_Consignes:_ Pouvez-vous recopier intégralement, sans rien changer, le passage sur l'incertitude dans les pratiques informationnelles des adolescents ?

_Passage extrait:_
15À l’école, les savoirs sont en construction et les élèves susceptibles d’être soumis à l’anxiété de l’incertitude. La littérature scientifique en France sur les pratiques informationnelles, surtout numériques, des adolescents, insiste sur le fait que l’incertitude n’est pas toujours un sentiment partagé dans les représentations des adolescents de leurs propres pratiques. Aillerie (2012) souligne, en observant les pratiques informelles et non scolaires de recherche des jeunes sur Internet qu’ils ne sont pas assaillis par le doute ou le sentiment de perte devant l’incertitude. Au contraire, les sites qui leur sont familiers sont rassurants et ils sont plus à l’aise dans cet univers habituel que dans d’autres médias pour trouver de l’information. Ce sont les élèves les plus socialement et scolairement favorisés qui reconnaissent la situation d’incertitude, et “c’est cette capacité à gérer l’incertitude qui mène certains de ces jeunes internautes sur les chemins de la sérendipité” (Aillerie 2012, 68). Les travaux critiques de Cordier (2012) ou de Plantard (2014) remettent en question l’idée que les pratiques informationnelles non expertes des élèves seraient inutiles ou inutilisables en éducation, voire dangereuses. Pour Cordier, c’est l’instabilité de l’univers informationnel qui appelle une conception proactive et pas seulement normative de l’éducation à l’information. Pour Plantard (2014), le caractère hypermoderne de cet univers explique la prégnance des “hétérocultures” et la nécessité de les prendre en compte dans toute leur diversité.

_Données fournies:_
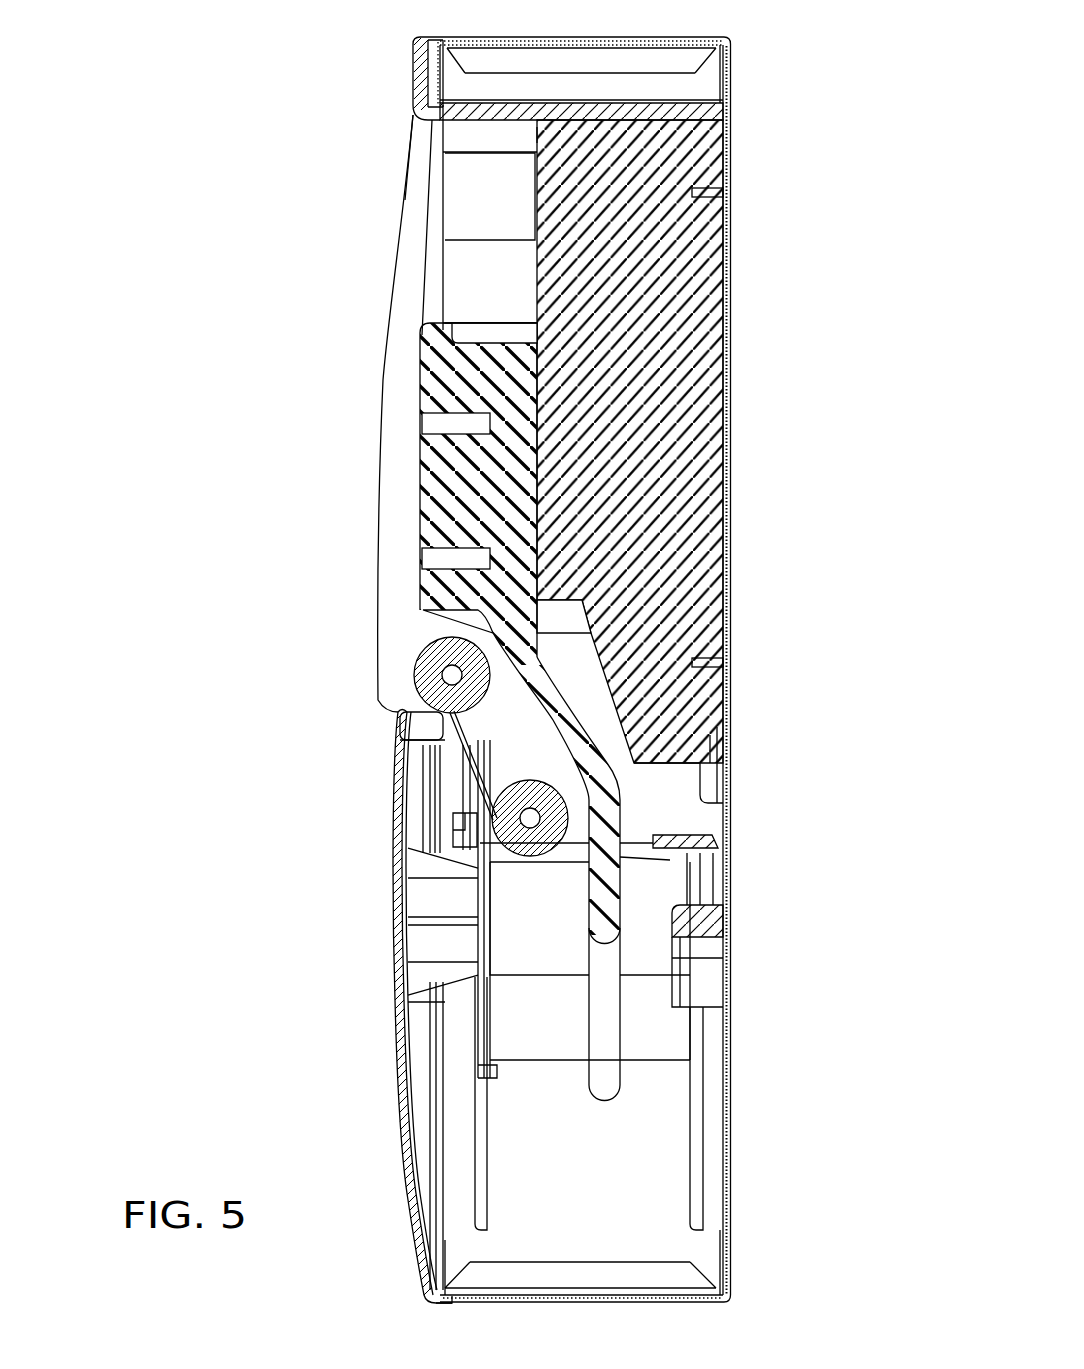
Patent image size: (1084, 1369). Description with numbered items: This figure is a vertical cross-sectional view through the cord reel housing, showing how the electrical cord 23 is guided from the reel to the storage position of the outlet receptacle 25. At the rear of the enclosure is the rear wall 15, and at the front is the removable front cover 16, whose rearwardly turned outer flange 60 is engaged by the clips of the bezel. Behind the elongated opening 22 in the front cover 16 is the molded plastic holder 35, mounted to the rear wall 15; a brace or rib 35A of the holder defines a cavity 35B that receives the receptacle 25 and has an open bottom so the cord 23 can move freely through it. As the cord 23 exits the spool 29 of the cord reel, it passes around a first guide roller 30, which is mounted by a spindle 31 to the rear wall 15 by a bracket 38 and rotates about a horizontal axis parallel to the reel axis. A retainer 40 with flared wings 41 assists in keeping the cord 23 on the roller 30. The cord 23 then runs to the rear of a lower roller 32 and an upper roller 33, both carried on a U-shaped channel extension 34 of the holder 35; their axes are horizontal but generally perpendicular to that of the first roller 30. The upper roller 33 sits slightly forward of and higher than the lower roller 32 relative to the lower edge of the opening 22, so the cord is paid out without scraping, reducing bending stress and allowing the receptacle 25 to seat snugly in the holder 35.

_Corrigé:_
15À l’école, les savoirs sont en construction et les élèves susceptibles d’être soumis à l’anxiété de l’incertitude. La littérature scientifique en France sur les pratiques informationnelles, surtout numériques, des adolescents, insiste sur le fait que l’incertitude n’est pas toujours un sentiment partagé dans les représentations des adolescents de leurs propres pratiques. Aillerie (2012) souligne, en observant les pratiques informelles et non scolaires de recherche des jeunes sur Internet qu’ils ne sont pas assaillis par le doute ou le sentiment de perte devant l’incertitude. Au contraire, les sites qui leur sont familiers sont rassurants et ils sont plus à l’aise dans cet univers habituel que dans d’autres médias pour trouver de l’information. Ce sont les élèves les plus socialement et scolairement favorisés qui reconnaissent la situation d’incertitude, et “c’est cette capacité à gérer l’incertitude qui mène certains de ces jeunes internautes sur les chemins de la sérendipité” (Aillerie 2012, 68). Les travaux critiques de Cordier (2012) ou de Plantard (2014) remettent en question l’idée que les pratiques informationnelles non expertes des élèves seraient inutiles ou inutilisables en éducation, voire dangereuses. Pour Cordier, c’est l’instabilité de l’univers informationnel qui appelle une conception proactive et pas seulement normative de l’éducation à l’information. Pour Plantard (2014), le caractère hypermoderne de cet univers explique la prégnance des “hétérocultures” et la nécessité de les prendre en compte dans toute leur diversité.